[Start Data lines]
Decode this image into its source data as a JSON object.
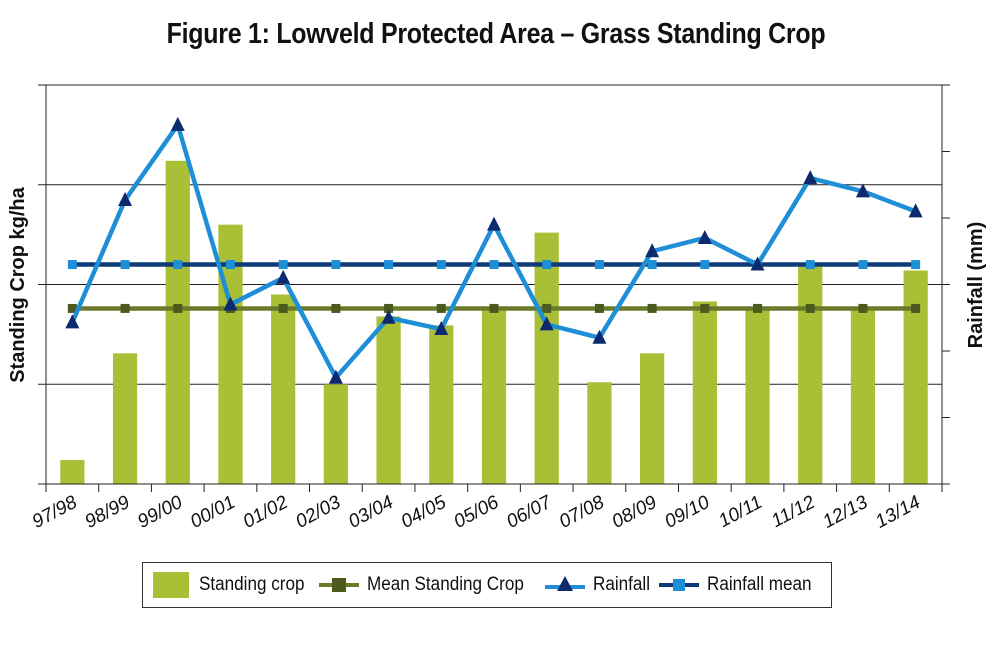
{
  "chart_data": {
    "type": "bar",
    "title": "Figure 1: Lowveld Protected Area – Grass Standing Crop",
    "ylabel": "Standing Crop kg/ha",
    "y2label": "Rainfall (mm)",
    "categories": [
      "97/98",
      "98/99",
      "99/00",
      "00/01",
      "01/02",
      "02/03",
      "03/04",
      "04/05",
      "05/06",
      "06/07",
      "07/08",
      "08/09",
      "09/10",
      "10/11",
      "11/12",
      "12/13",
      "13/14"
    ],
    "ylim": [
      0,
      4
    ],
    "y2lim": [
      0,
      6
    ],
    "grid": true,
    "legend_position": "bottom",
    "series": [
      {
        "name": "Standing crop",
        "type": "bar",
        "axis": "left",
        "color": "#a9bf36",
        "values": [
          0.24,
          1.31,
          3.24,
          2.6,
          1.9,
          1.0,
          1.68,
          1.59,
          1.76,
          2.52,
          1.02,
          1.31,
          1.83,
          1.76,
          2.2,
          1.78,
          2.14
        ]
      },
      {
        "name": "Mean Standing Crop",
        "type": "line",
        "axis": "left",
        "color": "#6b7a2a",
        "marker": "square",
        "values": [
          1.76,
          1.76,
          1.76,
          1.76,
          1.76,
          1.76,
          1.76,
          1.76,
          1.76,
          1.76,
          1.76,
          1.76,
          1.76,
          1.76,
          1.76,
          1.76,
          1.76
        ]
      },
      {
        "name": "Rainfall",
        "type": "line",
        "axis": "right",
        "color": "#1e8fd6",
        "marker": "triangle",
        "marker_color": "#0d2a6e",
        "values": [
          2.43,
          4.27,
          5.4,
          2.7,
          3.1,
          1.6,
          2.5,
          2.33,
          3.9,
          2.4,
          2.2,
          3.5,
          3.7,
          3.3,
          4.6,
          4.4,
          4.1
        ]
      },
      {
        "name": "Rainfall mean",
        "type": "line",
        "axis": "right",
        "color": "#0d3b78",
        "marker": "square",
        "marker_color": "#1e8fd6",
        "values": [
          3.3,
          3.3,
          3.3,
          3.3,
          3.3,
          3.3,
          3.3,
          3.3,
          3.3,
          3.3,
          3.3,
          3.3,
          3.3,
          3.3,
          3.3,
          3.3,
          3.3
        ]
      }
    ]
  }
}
[End Data lines]
[Start Data lines]
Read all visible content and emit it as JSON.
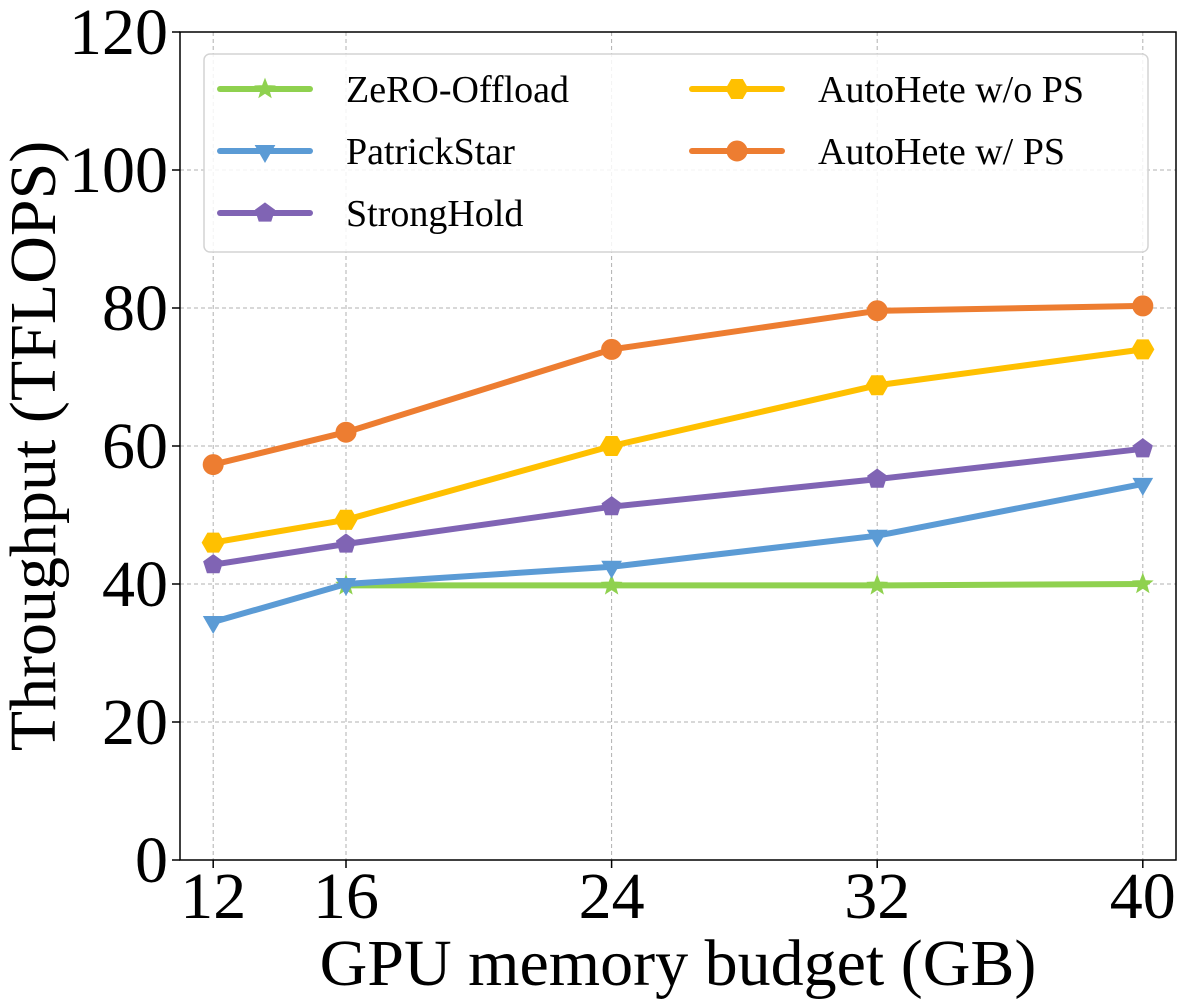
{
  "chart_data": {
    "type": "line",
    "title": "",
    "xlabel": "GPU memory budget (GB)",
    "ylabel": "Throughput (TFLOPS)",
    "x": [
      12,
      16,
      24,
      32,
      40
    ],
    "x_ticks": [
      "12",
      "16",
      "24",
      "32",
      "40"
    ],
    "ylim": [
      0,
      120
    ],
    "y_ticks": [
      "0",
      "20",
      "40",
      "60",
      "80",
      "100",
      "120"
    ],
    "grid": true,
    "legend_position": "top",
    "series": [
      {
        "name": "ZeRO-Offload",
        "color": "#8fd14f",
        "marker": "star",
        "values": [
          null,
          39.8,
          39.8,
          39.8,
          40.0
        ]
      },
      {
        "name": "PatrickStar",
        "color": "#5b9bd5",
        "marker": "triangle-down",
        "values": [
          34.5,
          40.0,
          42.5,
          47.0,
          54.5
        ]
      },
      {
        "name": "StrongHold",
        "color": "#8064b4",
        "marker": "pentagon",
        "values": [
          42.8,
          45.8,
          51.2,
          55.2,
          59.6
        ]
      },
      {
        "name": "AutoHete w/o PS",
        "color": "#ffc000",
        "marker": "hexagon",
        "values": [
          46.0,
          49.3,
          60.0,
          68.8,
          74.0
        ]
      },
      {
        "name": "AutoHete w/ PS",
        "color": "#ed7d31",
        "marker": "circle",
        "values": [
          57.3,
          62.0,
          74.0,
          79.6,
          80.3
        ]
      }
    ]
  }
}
[End Data lines]
→ Work required
Respond with the number of lines containing "title" and no additional words.

→ Solution
2